Figure record listings
# # # # # # #
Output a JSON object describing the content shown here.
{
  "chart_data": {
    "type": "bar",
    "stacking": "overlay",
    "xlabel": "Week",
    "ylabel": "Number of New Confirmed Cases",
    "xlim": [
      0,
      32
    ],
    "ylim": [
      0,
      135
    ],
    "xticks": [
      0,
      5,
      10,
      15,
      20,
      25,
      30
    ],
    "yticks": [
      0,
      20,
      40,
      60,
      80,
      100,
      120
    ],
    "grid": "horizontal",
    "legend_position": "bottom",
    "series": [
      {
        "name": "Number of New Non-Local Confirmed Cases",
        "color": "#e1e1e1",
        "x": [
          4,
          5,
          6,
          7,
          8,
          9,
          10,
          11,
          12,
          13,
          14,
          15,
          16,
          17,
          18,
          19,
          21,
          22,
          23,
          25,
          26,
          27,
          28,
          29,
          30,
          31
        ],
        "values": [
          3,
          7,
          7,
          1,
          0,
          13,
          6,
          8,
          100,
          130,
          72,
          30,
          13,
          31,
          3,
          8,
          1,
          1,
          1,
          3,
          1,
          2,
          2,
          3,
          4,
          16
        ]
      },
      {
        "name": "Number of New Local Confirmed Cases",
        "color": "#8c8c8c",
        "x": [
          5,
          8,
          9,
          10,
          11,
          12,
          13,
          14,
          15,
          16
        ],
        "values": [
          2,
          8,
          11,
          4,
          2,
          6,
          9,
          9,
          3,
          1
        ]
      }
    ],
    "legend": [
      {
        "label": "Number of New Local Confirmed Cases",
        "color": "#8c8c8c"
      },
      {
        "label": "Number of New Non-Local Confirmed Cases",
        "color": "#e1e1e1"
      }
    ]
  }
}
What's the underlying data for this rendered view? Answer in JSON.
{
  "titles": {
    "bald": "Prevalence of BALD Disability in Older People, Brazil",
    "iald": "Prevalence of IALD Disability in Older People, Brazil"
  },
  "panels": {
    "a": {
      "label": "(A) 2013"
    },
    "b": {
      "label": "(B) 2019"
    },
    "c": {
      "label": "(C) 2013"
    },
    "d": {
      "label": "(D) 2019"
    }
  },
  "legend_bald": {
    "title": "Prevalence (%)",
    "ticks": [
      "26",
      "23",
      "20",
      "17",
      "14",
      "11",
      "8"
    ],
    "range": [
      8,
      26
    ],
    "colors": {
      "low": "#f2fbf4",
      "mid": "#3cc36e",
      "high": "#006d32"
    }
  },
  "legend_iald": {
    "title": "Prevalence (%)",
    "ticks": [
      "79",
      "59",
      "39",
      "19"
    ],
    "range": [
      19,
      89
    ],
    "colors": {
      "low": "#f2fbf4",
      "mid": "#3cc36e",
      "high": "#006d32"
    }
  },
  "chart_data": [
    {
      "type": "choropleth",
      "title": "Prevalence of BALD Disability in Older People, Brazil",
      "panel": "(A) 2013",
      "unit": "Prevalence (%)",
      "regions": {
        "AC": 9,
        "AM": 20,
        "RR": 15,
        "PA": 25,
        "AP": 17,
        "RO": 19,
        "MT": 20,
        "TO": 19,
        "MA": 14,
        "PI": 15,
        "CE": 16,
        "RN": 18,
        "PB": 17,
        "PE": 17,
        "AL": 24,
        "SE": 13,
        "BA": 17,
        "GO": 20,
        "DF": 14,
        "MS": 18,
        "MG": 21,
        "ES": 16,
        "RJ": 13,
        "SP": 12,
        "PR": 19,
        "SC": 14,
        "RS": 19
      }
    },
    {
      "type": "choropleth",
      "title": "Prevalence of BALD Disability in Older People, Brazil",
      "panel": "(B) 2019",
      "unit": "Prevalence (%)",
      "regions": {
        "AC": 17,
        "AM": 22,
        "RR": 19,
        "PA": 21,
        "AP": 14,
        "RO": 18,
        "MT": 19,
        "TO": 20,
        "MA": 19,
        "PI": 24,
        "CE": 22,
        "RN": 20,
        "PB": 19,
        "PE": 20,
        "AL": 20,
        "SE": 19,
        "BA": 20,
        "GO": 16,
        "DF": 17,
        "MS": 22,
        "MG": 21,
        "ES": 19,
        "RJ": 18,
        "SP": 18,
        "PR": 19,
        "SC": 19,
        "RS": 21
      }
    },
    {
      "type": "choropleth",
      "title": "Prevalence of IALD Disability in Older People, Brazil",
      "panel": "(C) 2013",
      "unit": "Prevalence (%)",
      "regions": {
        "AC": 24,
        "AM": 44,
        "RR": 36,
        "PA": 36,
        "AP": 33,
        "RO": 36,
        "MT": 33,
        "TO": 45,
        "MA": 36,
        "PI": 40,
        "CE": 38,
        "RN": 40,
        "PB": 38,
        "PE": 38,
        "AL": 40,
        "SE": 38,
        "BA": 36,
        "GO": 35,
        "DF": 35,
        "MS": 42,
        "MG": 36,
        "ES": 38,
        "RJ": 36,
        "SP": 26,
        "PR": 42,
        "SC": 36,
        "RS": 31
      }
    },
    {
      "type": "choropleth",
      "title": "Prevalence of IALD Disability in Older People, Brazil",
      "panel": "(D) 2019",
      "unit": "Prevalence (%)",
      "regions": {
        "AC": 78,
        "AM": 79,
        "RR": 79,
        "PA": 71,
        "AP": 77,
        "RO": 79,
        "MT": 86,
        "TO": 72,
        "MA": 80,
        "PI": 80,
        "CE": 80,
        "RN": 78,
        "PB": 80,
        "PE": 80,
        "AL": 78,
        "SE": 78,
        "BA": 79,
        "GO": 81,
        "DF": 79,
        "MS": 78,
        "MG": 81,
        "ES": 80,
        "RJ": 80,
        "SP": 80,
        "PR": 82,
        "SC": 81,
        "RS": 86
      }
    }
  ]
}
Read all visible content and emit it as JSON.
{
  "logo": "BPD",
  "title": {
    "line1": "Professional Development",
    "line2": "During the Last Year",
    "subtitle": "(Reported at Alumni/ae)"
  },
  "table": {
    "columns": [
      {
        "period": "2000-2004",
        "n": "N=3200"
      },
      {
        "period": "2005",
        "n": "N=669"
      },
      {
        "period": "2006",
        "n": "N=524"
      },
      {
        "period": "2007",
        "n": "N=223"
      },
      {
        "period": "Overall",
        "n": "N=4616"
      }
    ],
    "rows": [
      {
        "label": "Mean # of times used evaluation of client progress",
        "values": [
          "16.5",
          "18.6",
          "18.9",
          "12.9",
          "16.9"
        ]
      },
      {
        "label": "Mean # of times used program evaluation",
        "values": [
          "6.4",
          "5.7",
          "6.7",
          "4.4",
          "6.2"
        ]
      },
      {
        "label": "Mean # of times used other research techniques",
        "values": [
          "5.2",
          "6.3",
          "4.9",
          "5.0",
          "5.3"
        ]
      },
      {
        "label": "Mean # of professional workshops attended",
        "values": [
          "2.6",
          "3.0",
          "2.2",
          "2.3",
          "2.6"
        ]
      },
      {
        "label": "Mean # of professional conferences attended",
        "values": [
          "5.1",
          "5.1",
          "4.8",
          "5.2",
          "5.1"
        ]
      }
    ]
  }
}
# # # # # # #
● **Exercise details**: On how many lines does the word "attended" appear? Answer with only the number.

● **Exercise response**: 2